Please find all lines in the data that hold the string "type" and copy them.
----- Provided information
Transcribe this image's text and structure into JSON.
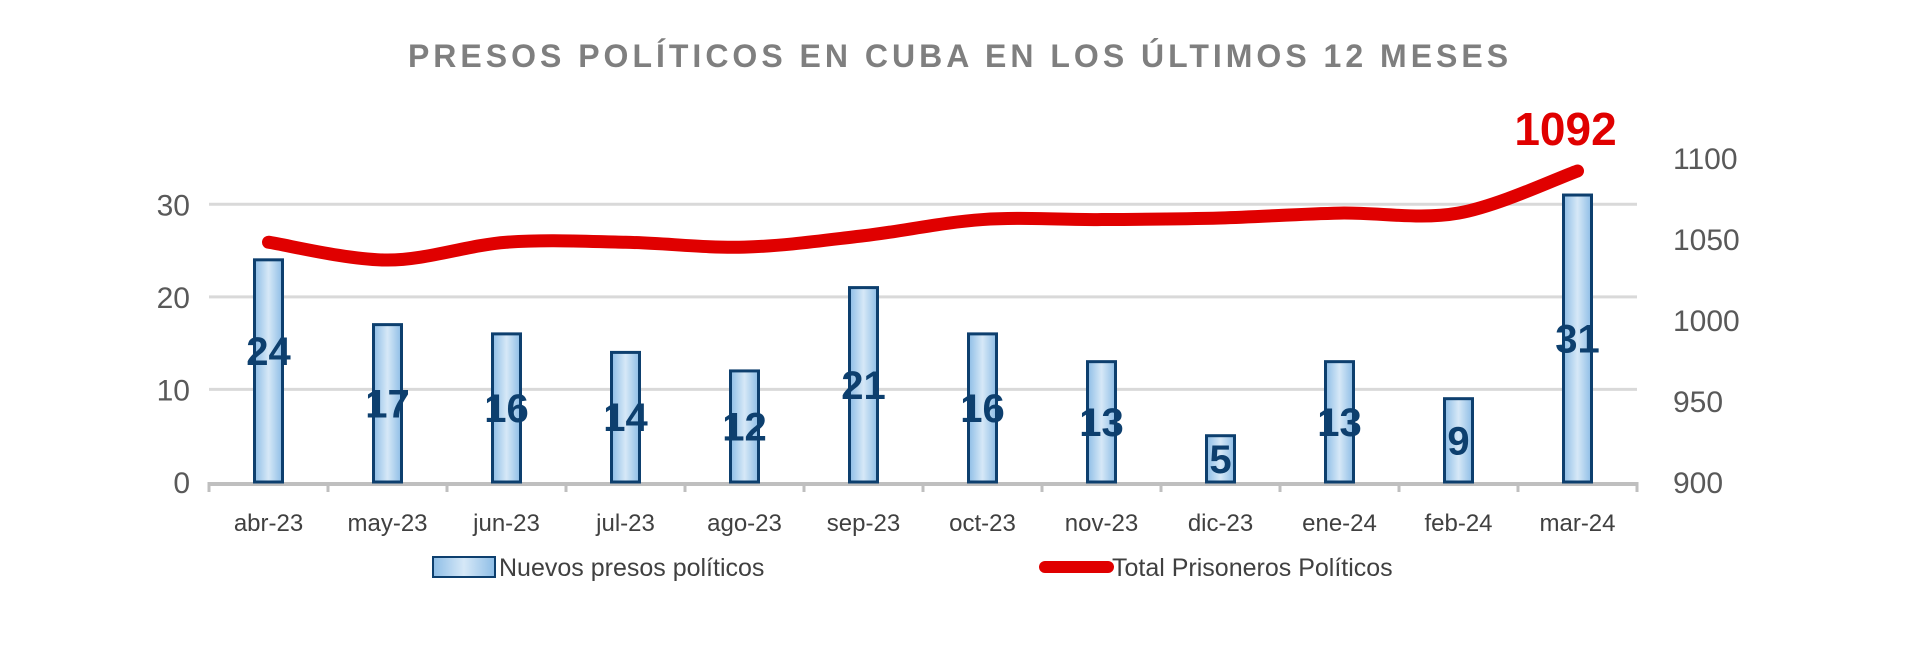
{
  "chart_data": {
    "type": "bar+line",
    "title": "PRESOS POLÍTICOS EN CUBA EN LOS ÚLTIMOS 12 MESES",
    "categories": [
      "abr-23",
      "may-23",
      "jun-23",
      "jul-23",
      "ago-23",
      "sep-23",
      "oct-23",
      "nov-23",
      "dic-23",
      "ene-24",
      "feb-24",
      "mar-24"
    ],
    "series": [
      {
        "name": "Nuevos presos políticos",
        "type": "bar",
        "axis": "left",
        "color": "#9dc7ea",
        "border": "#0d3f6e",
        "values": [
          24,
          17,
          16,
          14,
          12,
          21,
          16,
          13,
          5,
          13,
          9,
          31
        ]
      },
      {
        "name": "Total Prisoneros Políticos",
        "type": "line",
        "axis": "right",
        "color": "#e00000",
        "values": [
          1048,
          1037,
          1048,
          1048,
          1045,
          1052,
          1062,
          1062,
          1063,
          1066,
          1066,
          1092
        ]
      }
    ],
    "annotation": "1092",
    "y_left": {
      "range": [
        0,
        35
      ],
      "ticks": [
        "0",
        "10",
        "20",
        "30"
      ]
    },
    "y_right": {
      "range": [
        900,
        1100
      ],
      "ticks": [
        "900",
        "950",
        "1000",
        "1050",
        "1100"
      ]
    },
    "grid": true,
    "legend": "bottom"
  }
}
----------
----- Provided information
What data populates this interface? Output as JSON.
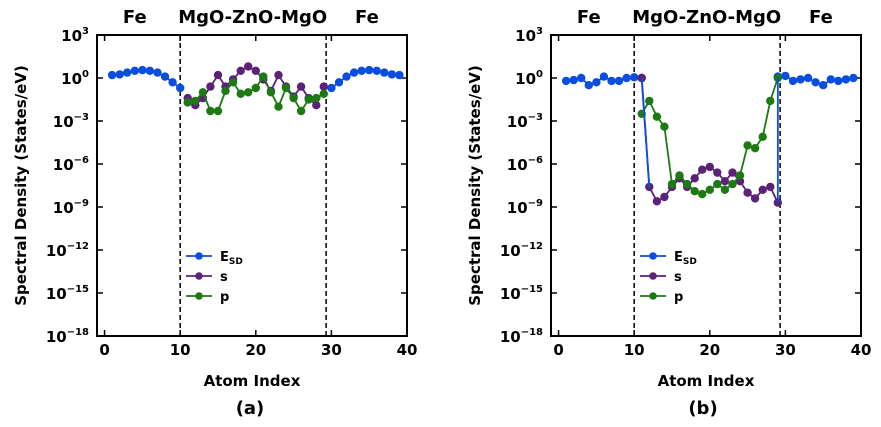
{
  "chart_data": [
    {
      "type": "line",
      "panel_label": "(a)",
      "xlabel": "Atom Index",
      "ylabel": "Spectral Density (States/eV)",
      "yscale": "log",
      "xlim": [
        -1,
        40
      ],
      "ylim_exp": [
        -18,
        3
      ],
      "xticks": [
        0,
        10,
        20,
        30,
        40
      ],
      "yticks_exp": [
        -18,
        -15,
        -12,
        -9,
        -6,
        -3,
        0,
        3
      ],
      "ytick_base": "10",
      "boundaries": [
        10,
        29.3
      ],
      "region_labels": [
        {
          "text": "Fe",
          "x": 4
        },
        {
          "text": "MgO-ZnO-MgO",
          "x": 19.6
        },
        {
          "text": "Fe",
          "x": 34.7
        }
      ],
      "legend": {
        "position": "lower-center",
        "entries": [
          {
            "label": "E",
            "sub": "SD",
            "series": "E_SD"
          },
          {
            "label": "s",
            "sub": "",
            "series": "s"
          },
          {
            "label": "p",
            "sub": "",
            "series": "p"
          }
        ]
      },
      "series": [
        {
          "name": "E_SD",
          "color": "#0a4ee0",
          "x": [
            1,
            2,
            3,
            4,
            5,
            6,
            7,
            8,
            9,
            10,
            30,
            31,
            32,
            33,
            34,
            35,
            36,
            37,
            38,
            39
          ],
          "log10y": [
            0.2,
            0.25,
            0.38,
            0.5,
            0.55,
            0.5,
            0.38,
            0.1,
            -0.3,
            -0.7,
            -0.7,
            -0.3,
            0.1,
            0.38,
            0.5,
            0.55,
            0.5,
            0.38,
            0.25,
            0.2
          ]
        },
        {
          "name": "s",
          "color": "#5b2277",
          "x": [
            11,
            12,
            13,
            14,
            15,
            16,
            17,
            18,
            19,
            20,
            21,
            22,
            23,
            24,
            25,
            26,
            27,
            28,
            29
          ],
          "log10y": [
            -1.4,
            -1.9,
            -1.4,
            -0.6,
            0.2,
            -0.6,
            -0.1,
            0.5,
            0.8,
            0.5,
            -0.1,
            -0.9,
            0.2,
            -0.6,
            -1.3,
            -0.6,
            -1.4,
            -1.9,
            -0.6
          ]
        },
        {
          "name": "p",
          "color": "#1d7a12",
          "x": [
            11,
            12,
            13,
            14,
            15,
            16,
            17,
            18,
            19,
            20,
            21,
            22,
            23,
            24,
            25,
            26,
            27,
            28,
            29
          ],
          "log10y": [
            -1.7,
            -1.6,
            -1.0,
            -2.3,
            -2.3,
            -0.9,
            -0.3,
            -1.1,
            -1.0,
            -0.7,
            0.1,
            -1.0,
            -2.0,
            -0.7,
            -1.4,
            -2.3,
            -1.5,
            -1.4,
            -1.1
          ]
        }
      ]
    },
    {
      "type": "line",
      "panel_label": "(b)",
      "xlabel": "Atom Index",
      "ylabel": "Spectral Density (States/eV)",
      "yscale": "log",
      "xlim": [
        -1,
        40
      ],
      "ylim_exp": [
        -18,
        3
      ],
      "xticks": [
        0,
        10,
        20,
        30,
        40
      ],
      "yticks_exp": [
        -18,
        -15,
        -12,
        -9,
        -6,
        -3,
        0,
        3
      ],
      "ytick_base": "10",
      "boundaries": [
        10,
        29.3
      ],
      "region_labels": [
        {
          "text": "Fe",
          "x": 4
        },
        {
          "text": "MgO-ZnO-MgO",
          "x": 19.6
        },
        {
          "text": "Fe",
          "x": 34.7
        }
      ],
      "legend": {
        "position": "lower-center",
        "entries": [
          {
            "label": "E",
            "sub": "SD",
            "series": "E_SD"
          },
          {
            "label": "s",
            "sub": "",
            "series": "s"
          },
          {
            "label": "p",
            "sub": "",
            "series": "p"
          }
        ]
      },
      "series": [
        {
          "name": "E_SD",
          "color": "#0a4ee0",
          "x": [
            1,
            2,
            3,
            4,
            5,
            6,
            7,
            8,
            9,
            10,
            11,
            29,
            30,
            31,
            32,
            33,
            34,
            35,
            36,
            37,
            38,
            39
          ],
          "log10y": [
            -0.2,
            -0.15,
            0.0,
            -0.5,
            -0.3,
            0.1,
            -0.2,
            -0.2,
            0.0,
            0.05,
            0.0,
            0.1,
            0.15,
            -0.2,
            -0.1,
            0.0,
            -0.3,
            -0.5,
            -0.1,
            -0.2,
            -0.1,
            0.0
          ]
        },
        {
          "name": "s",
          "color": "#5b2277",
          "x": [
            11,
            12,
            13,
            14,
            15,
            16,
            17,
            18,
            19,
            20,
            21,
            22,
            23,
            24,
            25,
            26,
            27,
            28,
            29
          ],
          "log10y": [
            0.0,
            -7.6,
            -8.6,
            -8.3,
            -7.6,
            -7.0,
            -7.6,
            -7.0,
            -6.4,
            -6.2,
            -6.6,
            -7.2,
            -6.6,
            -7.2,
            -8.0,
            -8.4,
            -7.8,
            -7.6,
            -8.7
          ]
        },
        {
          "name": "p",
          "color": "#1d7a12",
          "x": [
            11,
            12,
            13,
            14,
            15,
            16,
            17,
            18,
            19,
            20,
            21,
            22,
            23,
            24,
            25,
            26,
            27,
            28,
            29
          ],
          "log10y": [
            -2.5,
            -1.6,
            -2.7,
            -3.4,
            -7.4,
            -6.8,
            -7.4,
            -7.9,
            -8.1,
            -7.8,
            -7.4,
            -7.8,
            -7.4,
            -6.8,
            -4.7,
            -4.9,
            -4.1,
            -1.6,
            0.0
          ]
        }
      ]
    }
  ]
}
----------
*Solution below*
    "type": "bar+line",
        "type": "bar",
        "type": "line",
      "type": "line",
      "type": "line",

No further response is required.